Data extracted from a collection
━━━━
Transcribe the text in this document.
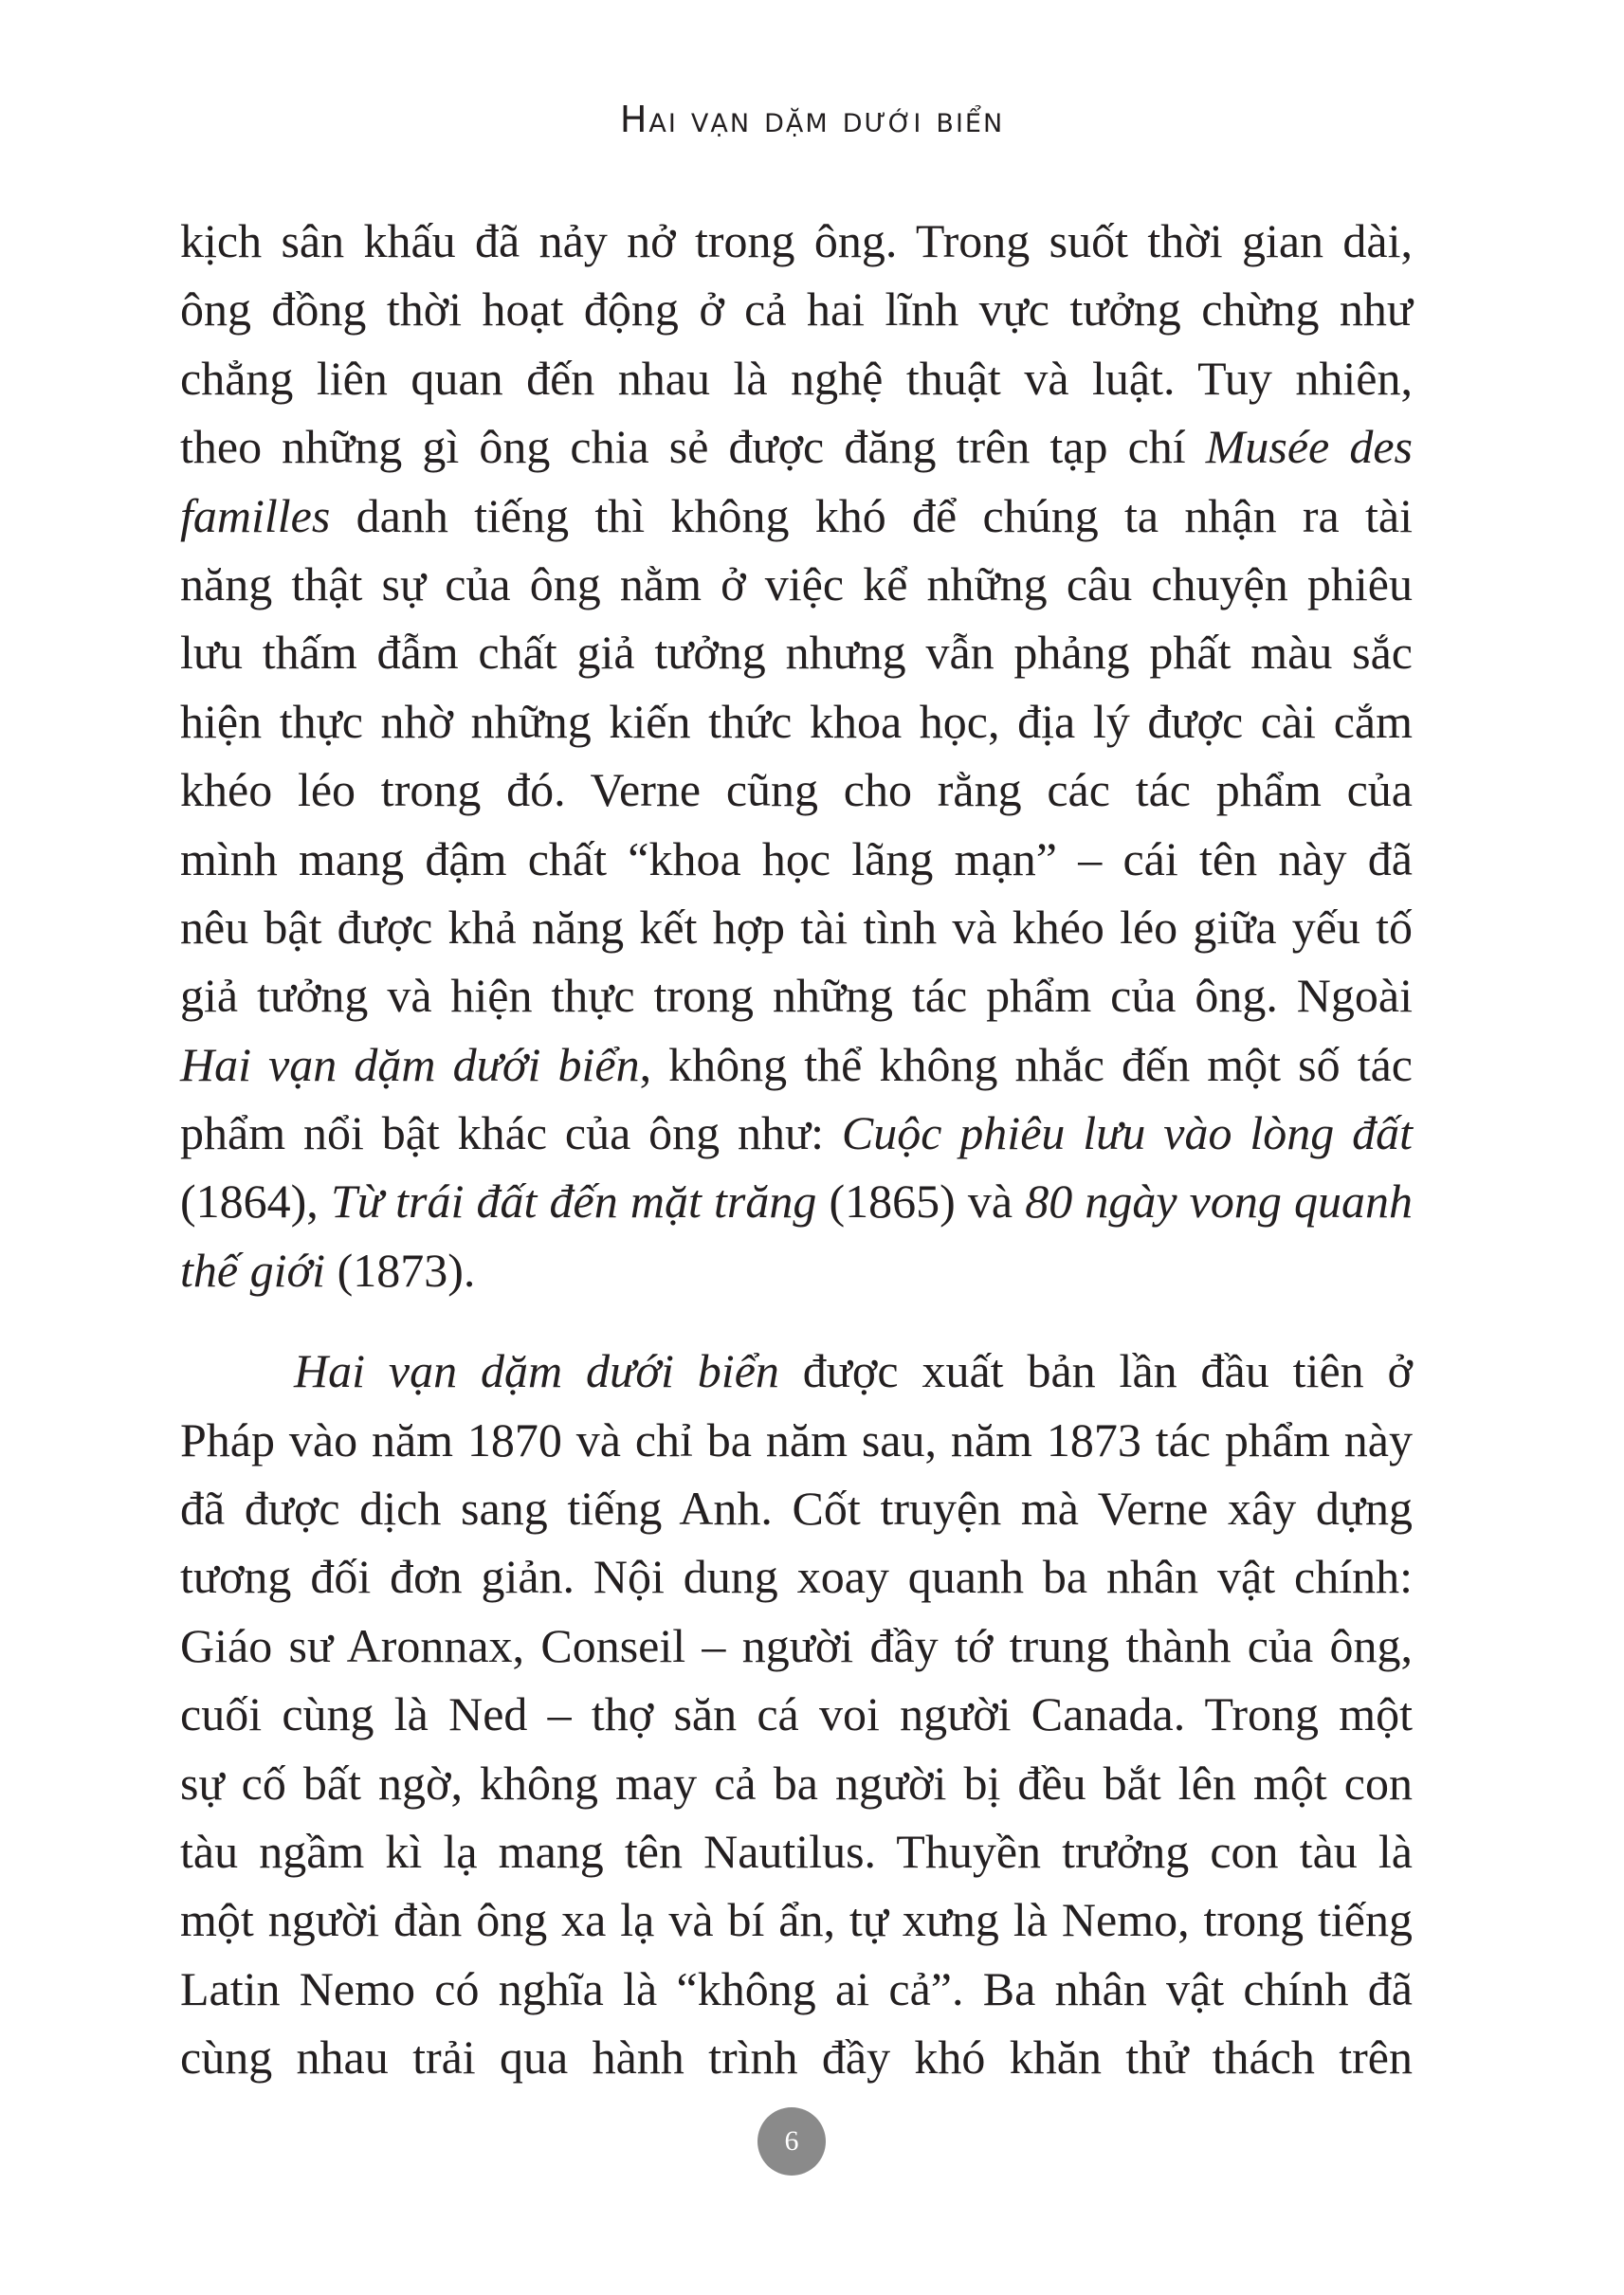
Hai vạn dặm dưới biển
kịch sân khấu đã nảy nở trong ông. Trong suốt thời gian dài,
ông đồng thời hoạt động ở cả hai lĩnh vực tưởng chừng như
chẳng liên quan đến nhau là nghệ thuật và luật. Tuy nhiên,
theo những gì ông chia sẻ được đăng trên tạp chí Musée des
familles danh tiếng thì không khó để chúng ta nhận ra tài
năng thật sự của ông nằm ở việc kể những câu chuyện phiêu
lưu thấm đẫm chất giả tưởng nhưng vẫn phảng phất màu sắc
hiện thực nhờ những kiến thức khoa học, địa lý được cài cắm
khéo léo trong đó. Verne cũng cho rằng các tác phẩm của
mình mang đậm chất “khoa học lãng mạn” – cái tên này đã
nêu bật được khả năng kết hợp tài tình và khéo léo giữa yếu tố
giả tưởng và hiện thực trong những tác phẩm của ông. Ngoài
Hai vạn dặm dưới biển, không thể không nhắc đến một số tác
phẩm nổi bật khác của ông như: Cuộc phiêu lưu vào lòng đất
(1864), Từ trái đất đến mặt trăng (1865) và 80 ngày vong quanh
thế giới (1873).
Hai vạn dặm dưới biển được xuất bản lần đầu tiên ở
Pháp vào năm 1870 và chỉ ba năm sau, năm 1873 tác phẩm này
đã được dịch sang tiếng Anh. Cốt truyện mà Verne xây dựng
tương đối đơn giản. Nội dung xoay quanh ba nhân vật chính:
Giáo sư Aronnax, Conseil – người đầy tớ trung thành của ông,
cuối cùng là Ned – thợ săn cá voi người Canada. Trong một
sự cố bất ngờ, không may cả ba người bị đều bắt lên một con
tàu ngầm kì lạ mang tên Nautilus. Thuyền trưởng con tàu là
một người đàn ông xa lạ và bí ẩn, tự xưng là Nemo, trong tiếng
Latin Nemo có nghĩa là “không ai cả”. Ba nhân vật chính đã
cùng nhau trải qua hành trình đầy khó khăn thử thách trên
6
━━━━
Leave out the pictures and transcribe the entries above exactly.

▶ _Written reply_:
Transcribe the text in this document.
Hai vạn dặm dưới biển
kịch sân khấu đã nảy nở trong ông. Trong suốt thời gian dài,
ông đồng thời hoạt động ở cả hai lĩnh vực tưởng chừng như
chẳng liên quan đến nhau là nghệ thuật và luật. Tuy nhiên,
theo những gì ông chia sẻ được đăng trên tạp chí Musée des
familles danh tiếng thì không khó để chúng ta nhận ra tài
năng thật sự của ông nằm ở việc kể những câu chuyện phiêu
lưu thấm đẫm chất giả tưởng nhưng vẫn phảng phất màu sắc
hiện thực nhờ những kiến thức khoa học, địa lý được cài cắm
khéo léo trong đó. Verne cũng cho rằng các tác phẩm của
mình mang đậm chất “khoa học lãng mạn” – cái tên này đã
nêu bật được khả năng kết hợp tài tình và khéo léo giữa yếu tố
giả tưởng và hiện thực trong những tác phẩm của ông. Ngoài
Hai vạn dặm dưới biển, không thể không nhắc đến một số tác
phẩm nổi bật khác của ông như: Cuộc phiêu lưu vào lòng đất
(1864), Từ trái đất đến mặt trăng (1865) và 80 ngày vong quanh
thế giới (1873).
Hai vạn dặm dưới biển được xuất bản lần đầu tiên ở
Pháp vào năm 1870 và chỉ ba năm sau, năm 1873 tác phẩm này
đã được dịch sang tiếng Anh. Cốt truyện mà Verne xây dựng
tương đối đơn giản. Nội dung xoay quanh ba nhân vật chính:
Giáo sư Aronnax, Conseil – người đầy tớ trung thành của ông,
cuối cùng là Ned – thợ săn cá voi người Canada. Trong một
sự cố bất ngờ, không may cả ba người bị đều bắt lên một con
tàu ngầm kì lạ mang tên Nautilus. Thuyền trưởng con tàu là
một người đàn ông xa lạ và bí ẩn, tự xưng là Nemo, trong tiếng
Latin Nemo có nghĩa là “không ai cả”. Ba nhân vật chính đã
cùng nhau trải qua hành trình đầy khó khăn thử thách trên
6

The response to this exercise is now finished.